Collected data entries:
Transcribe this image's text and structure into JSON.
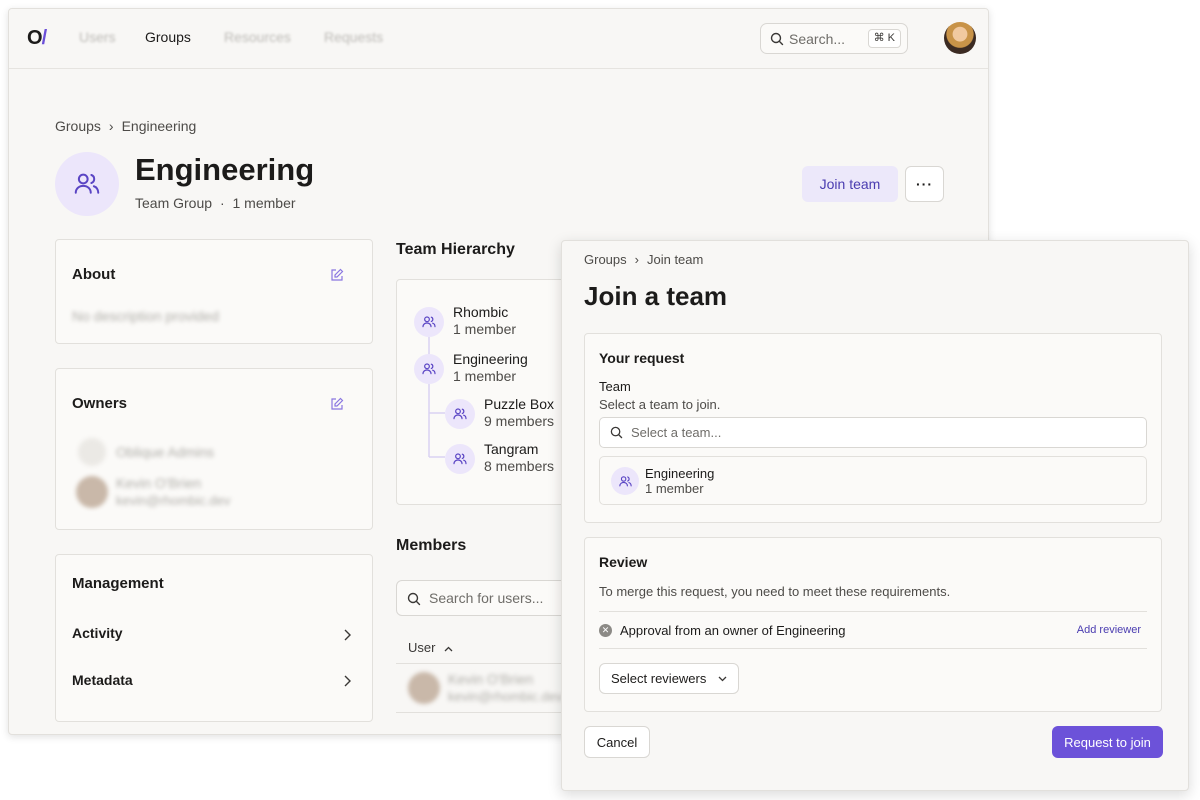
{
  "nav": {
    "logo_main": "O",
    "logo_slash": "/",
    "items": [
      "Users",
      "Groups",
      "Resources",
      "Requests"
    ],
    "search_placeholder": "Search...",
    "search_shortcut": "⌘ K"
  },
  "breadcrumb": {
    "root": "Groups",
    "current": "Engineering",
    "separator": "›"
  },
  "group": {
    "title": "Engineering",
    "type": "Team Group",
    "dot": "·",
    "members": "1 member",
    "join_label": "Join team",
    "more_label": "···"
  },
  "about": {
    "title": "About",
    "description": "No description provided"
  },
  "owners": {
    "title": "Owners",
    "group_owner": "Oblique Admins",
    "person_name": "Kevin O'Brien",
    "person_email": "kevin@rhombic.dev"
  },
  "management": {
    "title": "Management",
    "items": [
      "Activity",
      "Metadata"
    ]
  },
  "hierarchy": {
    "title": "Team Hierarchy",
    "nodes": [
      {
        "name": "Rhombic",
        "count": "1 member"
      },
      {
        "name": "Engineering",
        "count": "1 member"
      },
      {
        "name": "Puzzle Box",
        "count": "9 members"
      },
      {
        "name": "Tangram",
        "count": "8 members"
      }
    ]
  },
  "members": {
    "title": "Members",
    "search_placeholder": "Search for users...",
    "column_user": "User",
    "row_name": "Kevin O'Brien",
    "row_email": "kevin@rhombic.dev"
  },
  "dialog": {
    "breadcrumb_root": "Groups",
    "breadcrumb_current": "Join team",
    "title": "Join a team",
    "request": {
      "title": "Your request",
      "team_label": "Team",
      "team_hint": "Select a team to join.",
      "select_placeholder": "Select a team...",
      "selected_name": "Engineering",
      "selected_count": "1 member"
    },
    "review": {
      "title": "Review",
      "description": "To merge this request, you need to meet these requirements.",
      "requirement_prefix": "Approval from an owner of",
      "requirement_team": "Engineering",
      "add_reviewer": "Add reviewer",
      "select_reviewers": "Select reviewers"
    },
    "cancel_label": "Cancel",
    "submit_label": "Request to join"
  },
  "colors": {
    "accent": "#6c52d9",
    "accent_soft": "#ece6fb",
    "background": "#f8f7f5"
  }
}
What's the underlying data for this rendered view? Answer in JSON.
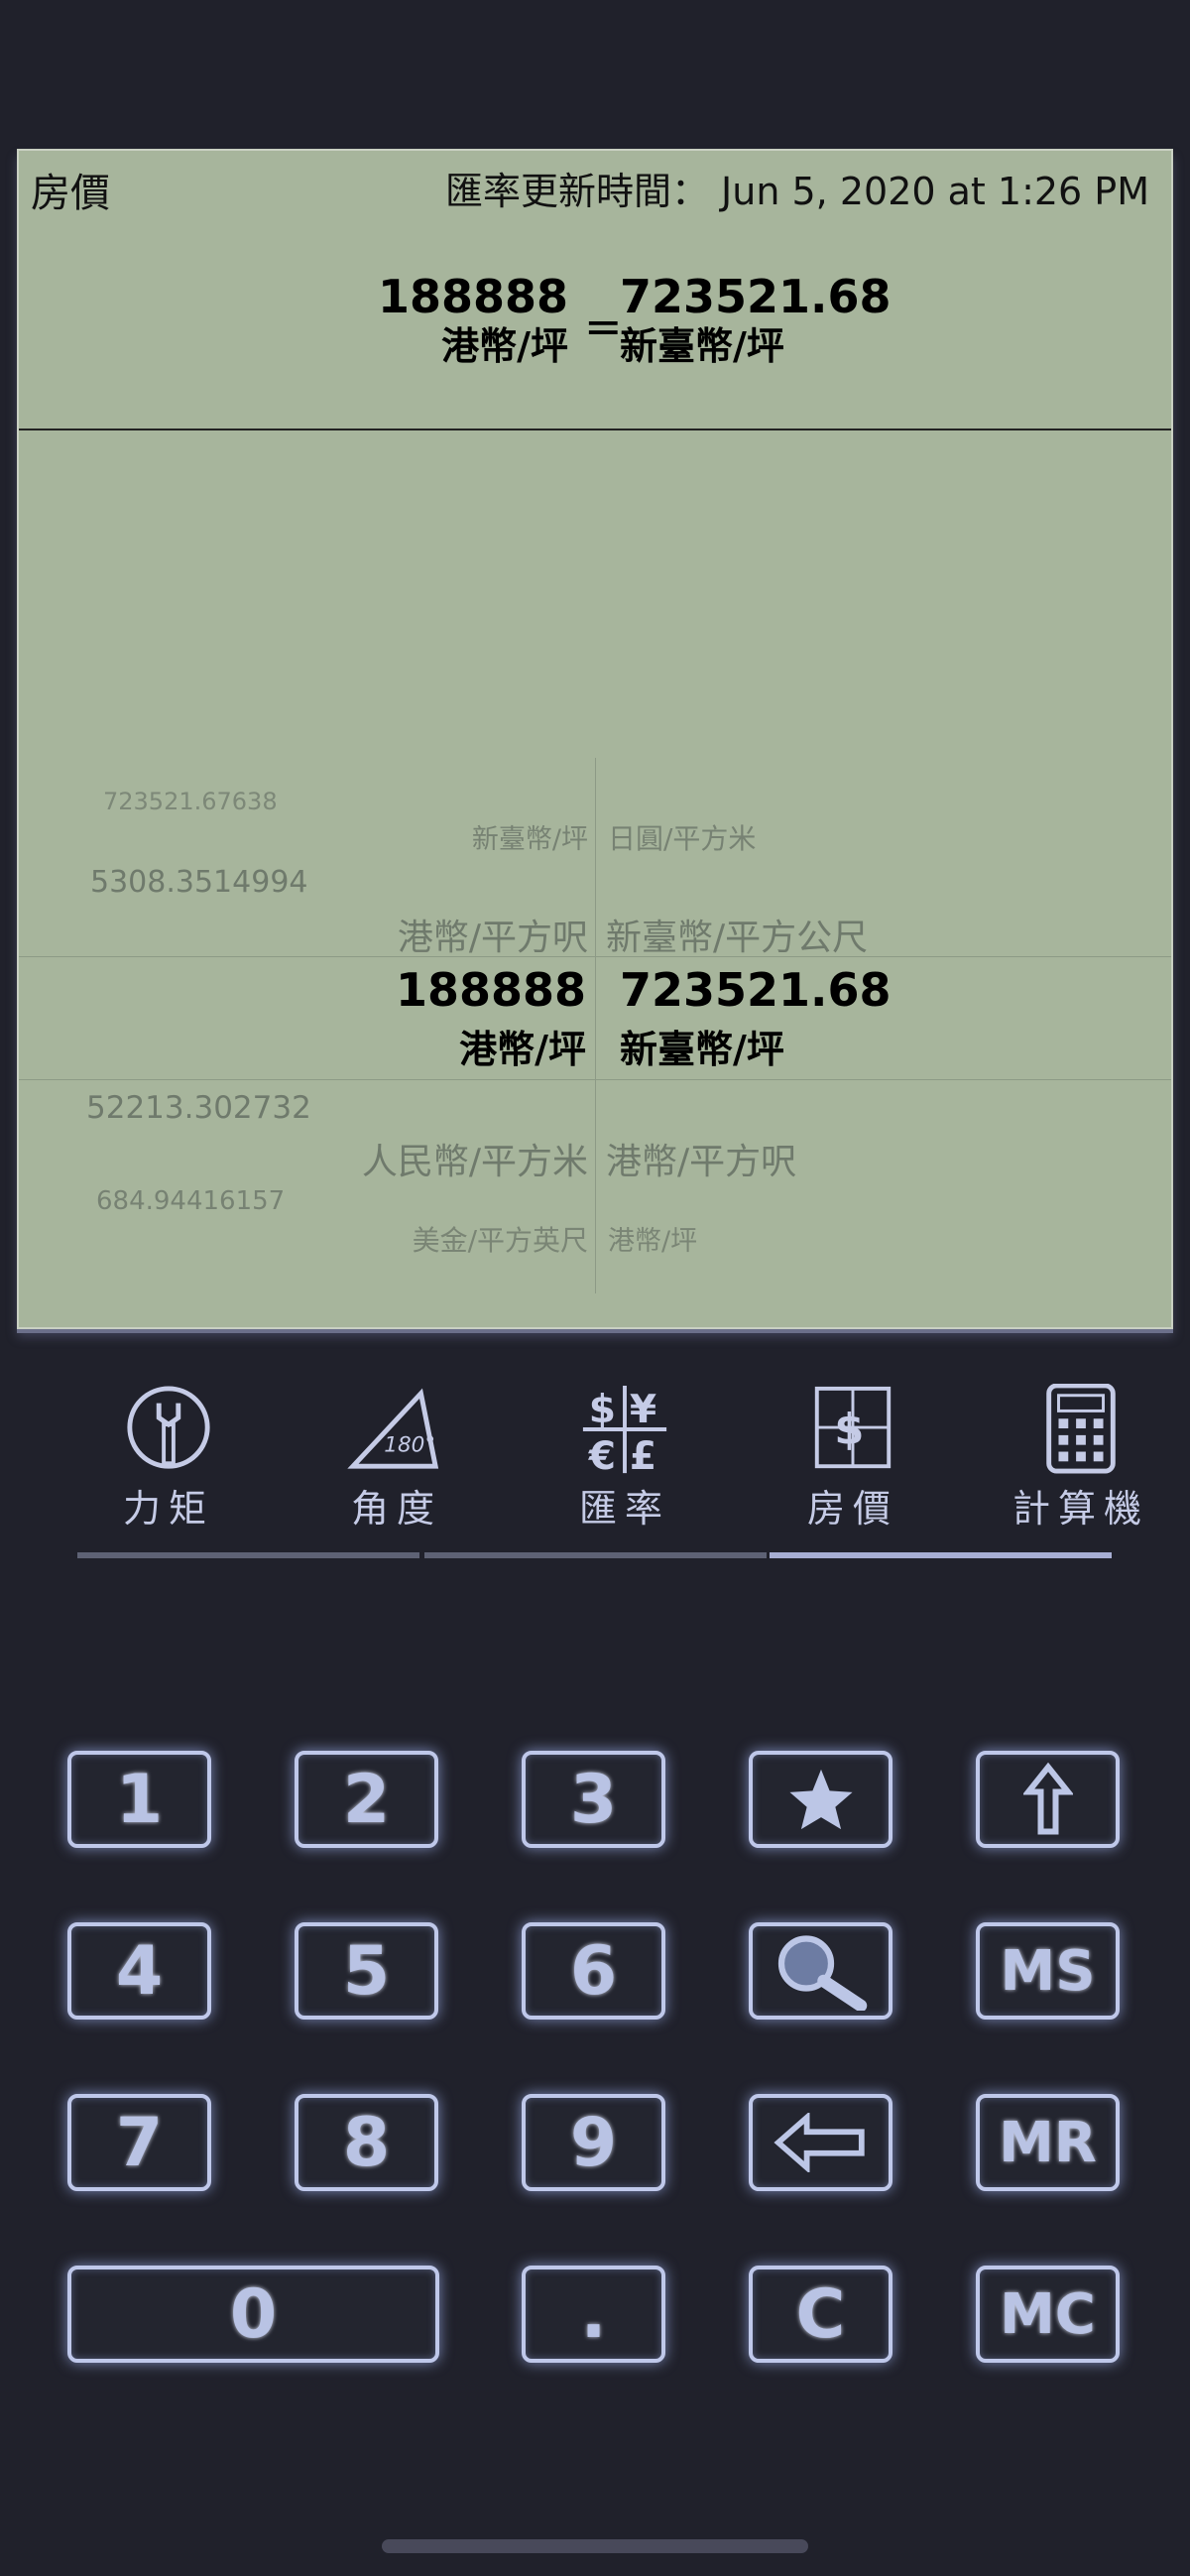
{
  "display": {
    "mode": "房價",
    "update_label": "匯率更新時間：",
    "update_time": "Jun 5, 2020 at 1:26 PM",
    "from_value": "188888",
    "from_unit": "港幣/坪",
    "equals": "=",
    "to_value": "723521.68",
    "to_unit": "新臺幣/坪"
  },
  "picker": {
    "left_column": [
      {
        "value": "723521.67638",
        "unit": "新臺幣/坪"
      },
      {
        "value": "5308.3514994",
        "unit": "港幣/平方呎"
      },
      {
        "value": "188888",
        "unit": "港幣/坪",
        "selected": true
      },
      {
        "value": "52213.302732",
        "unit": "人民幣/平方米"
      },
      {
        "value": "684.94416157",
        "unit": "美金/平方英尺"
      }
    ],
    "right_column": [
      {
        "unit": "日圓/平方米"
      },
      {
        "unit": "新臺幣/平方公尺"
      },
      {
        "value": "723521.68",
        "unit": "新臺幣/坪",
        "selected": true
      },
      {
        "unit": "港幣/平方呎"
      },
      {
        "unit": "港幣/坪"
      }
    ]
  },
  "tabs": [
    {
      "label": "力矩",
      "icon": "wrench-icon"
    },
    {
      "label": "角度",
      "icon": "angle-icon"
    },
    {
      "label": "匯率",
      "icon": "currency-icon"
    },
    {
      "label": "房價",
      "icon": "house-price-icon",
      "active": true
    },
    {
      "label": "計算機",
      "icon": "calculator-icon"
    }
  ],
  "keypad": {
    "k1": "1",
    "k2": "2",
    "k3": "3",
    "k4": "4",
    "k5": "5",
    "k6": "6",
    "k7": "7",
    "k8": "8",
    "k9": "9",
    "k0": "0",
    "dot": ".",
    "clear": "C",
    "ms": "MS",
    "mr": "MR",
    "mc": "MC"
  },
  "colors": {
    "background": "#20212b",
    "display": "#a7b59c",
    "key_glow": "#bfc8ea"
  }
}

▶ [STATED TASK]
Set down the material exactly, every line of it, except for the pictures.

▶ [THE RESULT]
Transcribe this image's text and structure into JSON.
{
  "nav": {
    "logo_main": "O",
    "logo_slash": "/",
    "items": [
      "Users",
      "Groups",
      "Resources",
      "Requests"
    ],
    "search_placeholder": "Search...",
    "search_shortcut": "⌘ K"
  },
  "breadcrumb": {
    "root": "Groups",
    "current": "Engineering",
    "separator": "›"
  },
  "group": {
    "title": "Engineering",
    "type": "Team Group",
    "dot": "·",
    "members": "1 member",
    "join_label": "Join team",
    "more_label": "···"
  },
  "about": {
    "title": "About",
    "description": "No description provided"
  },
  "owners": {
    "title": "Owners",
    "group_owner": "Oblique Admins",
    "person_name": "Kevin O'Brien",
    "person_email": "kevin@rhombic.dev"
  },
  "management": {
    "title": "Management",
    "items": [
      "Activity",
      "Metadata"
    ]
  },
  "hierarchy": {
    "title": "Team Hierarchy",
    "nodes": [
      {
        "name": "Rhombic",
        "count": "1 member"
      },
      {
        "name": "Engineering",
        "count": "1 member"
      },
      {
        "name": "Puzzle Box",
        "count": "9 members"
      },
      {
        "name": "Tangram",
        "count": "8 members"
      }
    ]
  },
  "members": {
    "title": "Members",
    "search_placeholder": "Search for users...",
    "column_user": "User",
    "row_name": "Kevin O'Brien",
    "row_email": "kevin@rhombic.dev"
  },
  "dialog": {
    "breadcrumb_root": "Groups",
    "breadcrumb_current": "Join team",
    "title": "Join a team",
    "request": {
      "title": "Your request",
      "team_label": "Team",
      "team_hint": "Select a team to join.",
      "select_placeholder": "Select a team...",
      "selected_name": "Engineering",
      "selected_count": "1 member"
    },
    "review": {
      "title": "Review",
      "description": "To merge this request, you need to meet these requirements.",
      "requirement_prefix": "Approval from an owner of",
      "requirement_team": "Engineering",
      "add_reviewer": "Add reviewer",
      "select_reviewers": "Select reviewers"
    },
    "cancel_label": "Cancel",
    "submit_label": "Request to join"
  },
  "colors": {
    "accent": "#6c52d9",
    "accent_soft": "#ece6fb",
    "background": "#f8f7f5"
  }
}
What's the underlying data for this rendered view? Answer in JSON.
{
  "display": {
    "mode": "房價",
    "update_label": "匯率更新時間：",
    "update_time": "Jun 5, 2020 at 1:26 PM",
    "from_value": "188888",
    "from_unit": "港幣/坪",
    "equals": "=",
    "to_value": "723521.68",
    "to_unit": "新臺幣/坪"
  },
  "picker": {
    "left_column": [
      {
        "value": "723521.67638",
        "unit": "新臺幣/坪"
      },
      {
        "value": "5308.3514994",
        "unit": "港幣/平方呎"
      },
      {
        "value": "188888",
        "unit": "港幣/坪",
        "selected": true
      },
      {
        "value": "52213.302732",
        "unit": "人民幣/平方米"
      },
      {
        "value": "684.94416157",
        "unit": "美金/平方英尺"
      }
    ],
    "right_column": [
      {
        "unit": "日圓/平方米"
      },
      {
        "unit": "新臺幣/平方公尺"
      },
      {
        "value": "723521.68",
        "unit": "新臺幣/坪",
        "selected": true
      },
      {
        "unit": "港幣/平方呎"
      },
      {
        "unit": "港幣/坪"
      }
    ]
  },
  "tabs": [
    {
      "label": "力矩",
      "icon": "wrench-icon"
    },
    {
      "label": "角度",
      "icon": "angle-icon"
    },
    {
      "label": "匯率",
      "icon": "currency-icon"
    },
    {
      "label": "房價",
      "icon": "house-price-icon",
      "active": true
    },
    {
      "label": "計算機",
      "icon": "calculator-icon"
    }
  ],
  "keypad": {
    "k1": "1",
    "k2": "2",
    "k3": "3",
    "k4": "4",
    "k5": "5",
    "k6": "6",
    "k7": "7",
    "k8": "8",
    "k9": "9",
    "k0": "0",
    "dot": ".",
    "clear": "C",
    "ms": "MS",
    "mr": "MR",
    "mc": "MC"
  },
  "colors": {
    "background": "#20212b",
    "display": "#a7b59c",
    "key_glow": "#bfc8ea"
  }
}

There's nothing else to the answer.